_WHAT YOU NEED TO DO_.
The entries are to be returned exactly, with images left out.

****

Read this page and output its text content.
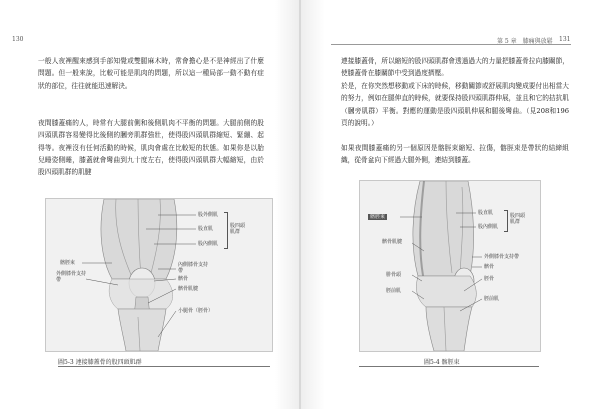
130

一般人夜裡醒來感到手部知覺或雙腿麻木時，常會擔心是不是神經出了什麼問題。但一般來說，比較可能是肌肉的問題，所以這一種局部一動不動有症狀的部位，往往就能迅速解決。

夜間膝蓋痛的人，時常有大腿前側和後側肌肉不平衡的問題。大腿前側的股四頭肌群容易變得比後側的膕旁肌群強壯，使得股四頭肌群縮短、緊繃、起得等。夜裡沒有任何活動的時候，肌肉會處在比較短的狀態。如果你是以胎兒睡姿側睡，膝蓋就會彎曲到九十度左右，使得股四頭肌群大幅縮短，由於股四頭肌群的肌腱

股外側肌
股直肌
股內側肌
股四頭肌群
髂脛束
外側膝骨支持帶
內側膝骨支持帶
髕骨
髕骨肌腱
小腿骨（脛骨）
圖5-3 連接膝蓋骨的股四頭肌群
第 5 章　膝痛與放鬆 131

連接膝蓋骨，所以縮短的股四頭肌群會透過過大的力量把膝蓋骨拉向膝關節，使膝蓋骨在膝關節中受到過度擠壓。

於是，在你突然想移動或下床的時候，移動關節或舒展肌肉變成要付出相當大的努力，例如在腿伸直的時候，就要保持股四頭肌群伸展，並且和它的拮抗肌（膕旁肌群）平衡。對應的運動是股四頭肌伸展和腿後彎曲。（見208和196頁的說明。）

如果夜間膝蓋痛的另一個原因是髂脛束縮短、拉傷，髂脛束是帶狀的結締組織，從骨盆向下經過大腿外側，連結到膝蓋。

髂脛束
股直肌
股內側肌
股四頭肌群
髕骨肌腱
外側膝骨支持帶
髕骨
腓骨頭
脛前肌
脛骨
脛前肌
圖5-4 髂脛束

****

_SOLVED EXERCISE_.
Read this page and output its text content.
130

一般人夜裡醒來感到手部知覺或雙腿麻木時，常會擔心是不是神經出了什麼問題。但一般來說，比較可能是肌肉的問題，所以這一種局部一動不動有症狀的部位，往往就能迅速解決。

夜間膝蓋痛的人，時常有大腿前側和後側肌肉不平衡的問題。大腿前側的股四頭肌群容易變得比後側的膕旁肌群強壯，使得股四頭肌群縮短、緊繃、起得等。夜裡沒有任何活動的時候，肌肉會處在比較短的狀態。如果你是以胎兒睡姿側睡，膝蓋就會彎曲到九十度左右，使得股四頭肌群大幅縮短，由於股四頭肌群的肌腱

股外側肌
股直肌
股內側肌
股四頭肌群
髂脛束
外側膝骨支持帶
內側膝骨支持帶
髕骨
髕骨肌腱
小腿骨（脛骨）
圖5-3 連接膝蓋骨的股四頭肌群
第 5 章　膝痛與放鬆 131

連接膝蓋骨，所以縮短的股四頭肌群會透過過大的力量把膝蓋骨拉向膝關節，使膝蓋骨在膝關節中受到過度擠壓。

於是，在你突然想移動或下床的時候，移動關節或舒展肌肉變成要付出相當大的努力，例如在腿伸直的時候，就要保持股四頭肌群伸展，並且和它的拮抗肌（膕旁肌群）平衡。對應的運動是股四頭肌伸展和腿後彎曲。（見208和196頁的說明。）

如果夜間膝蓋痛的另一個原因是髂脛束縮短、拉傷，髂脛束是帶狀的結締組織，從骨盆向下經過大腿外側，連結到膝蓋。

髂脛束
股直肌
股內側肌
股四頭肌群
髕骨肌腱
外側膝骨支持帶
髕骨
腓骨頭
脛前肌
脛骨
脛前肌
圖5-4 髂脛束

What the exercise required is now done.